Aim of the task: Gather up every line that includes the string "Initial".

Record excerpts:
# # #

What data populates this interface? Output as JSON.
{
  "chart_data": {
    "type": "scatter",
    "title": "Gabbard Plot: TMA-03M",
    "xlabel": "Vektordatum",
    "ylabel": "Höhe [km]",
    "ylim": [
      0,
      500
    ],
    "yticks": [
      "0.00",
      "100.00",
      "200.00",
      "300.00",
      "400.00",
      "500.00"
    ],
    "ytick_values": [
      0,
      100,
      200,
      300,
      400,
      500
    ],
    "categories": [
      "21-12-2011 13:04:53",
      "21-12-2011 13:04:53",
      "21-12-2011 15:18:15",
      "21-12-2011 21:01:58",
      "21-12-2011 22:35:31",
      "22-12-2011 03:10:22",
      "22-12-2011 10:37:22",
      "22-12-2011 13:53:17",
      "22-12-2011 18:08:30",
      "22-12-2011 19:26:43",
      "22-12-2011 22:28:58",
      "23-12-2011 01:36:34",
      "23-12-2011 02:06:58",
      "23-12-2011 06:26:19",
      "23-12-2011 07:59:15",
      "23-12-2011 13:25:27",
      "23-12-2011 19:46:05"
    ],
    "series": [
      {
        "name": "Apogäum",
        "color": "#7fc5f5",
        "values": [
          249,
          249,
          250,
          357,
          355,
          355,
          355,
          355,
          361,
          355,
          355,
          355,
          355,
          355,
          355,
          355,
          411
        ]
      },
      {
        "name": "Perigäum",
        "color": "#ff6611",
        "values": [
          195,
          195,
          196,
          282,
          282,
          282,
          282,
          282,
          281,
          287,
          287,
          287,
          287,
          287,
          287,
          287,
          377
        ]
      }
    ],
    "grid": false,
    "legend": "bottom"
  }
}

# # #

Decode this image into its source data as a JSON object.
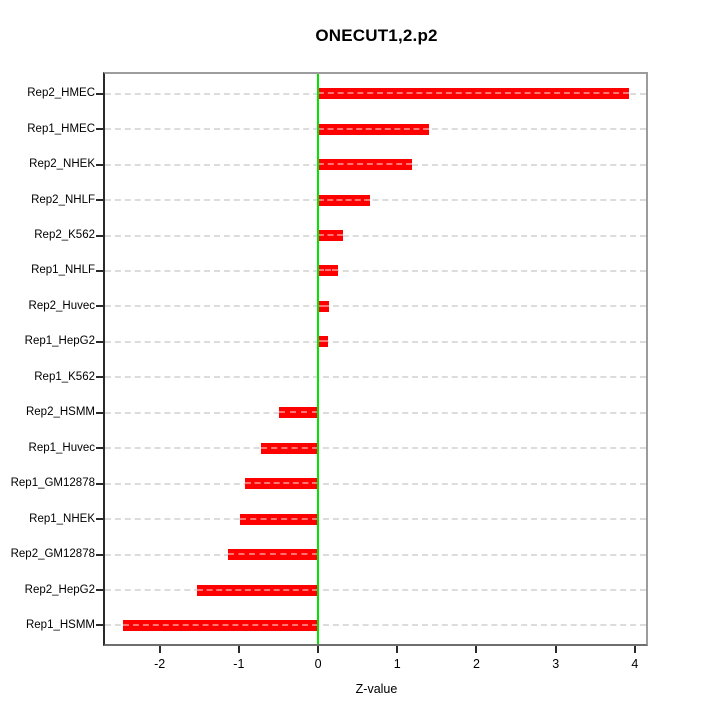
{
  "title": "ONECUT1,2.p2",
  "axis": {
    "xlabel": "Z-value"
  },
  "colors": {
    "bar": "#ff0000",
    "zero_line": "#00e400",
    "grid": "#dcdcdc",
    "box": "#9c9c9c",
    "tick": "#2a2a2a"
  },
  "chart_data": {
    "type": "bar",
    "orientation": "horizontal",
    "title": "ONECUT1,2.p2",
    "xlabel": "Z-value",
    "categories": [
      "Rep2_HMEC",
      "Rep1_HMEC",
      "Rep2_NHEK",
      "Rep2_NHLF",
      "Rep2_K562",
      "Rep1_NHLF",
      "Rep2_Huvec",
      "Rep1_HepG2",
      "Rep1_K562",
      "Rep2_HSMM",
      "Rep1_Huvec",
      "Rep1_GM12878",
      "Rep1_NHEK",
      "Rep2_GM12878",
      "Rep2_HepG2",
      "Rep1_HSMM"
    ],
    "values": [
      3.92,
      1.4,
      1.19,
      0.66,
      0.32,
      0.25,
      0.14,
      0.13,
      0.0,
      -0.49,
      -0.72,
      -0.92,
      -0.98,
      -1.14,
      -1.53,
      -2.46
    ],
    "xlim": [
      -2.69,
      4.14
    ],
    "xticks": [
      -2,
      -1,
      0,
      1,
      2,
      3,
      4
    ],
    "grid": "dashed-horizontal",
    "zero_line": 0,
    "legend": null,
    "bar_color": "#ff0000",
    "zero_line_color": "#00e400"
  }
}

# # #

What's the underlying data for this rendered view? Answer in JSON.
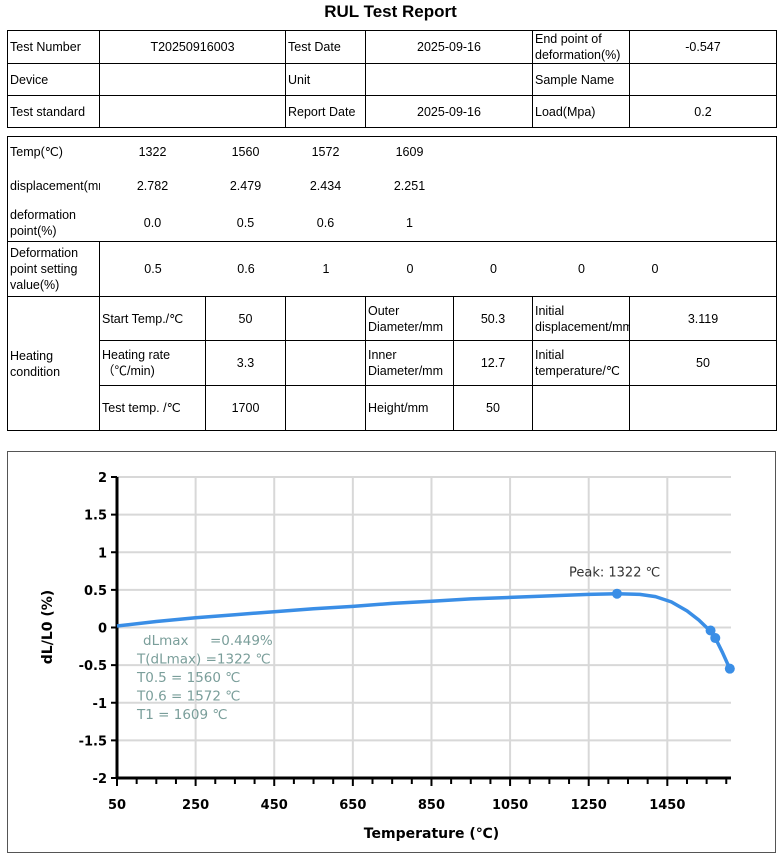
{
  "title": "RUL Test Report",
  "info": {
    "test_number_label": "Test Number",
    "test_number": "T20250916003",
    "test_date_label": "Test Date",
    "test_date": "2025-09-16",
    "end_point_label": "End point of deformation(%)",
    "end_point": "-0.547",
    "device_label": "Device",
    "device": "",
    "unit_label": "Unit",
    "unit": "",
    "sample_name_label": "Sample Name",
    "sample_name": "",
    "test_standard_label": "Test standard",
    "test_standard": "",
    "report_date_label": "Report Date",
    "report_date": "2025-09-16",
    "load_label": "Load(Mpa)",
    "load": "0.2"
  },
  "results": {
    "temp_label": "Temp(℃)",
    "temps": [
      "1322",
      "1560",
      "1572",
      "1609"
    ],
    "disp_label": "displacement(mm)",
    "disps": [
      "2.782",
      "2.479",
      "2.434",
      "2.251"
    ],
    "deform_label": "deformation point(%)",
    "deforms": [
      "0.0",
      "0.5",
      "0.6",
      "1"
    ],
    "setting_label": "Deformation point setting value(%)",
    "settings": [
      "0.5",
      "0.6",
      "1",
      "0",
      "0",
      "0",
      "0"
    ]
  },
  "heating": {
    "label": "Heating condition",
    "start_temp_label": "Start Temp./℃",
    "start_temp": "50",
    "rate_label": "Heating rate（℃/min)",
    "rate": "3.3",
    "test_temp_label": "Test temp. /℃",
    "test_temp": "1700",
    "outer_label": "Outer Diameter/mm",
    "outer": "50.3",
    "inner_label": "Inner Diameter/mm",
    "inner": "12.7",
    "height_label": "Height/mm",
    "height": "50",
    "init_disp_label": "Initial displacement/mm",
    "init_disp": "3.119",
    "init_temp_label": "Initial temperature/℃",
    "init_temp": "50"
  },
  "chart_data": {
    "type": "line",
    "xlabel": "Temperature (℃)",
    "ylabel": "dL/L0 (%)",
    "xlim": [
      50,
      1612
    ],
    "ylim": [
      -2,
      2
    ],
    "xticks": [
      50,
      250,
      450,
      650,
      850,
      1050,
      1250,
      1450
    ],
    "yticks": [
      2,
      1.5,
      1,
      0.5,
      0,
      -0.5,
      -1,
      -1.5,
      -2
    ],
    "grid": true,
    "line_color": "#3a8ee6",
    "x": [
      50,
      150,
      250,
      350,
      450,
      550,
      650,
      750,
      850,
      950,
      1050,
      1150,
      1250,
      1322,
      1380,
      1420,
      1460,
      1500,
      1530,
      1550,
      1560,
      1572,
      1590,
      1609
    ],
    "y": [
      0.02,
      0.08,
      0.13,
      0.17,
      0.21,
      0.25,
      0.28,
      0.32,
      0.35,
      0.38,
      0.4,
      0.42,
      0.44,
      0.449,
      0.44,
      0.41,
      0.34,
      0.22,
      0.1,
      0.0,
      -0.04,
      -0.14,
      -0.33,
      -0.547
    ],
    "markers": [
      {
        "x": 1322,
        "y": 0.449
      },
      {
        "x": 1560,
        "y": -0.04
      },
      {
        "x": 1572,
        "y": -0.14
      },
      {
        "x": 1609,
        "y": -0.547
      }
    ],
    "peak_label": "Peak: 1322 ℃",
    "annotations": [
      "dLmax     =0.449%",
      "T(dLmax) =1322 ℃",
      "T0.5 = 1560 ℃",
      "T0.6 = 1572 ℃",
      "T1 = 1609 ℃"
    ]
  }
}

# # #

Solution:
    "init_disp_label": "Initial displacement/mm",
    "init_temp_label": "Initial temperature/℃",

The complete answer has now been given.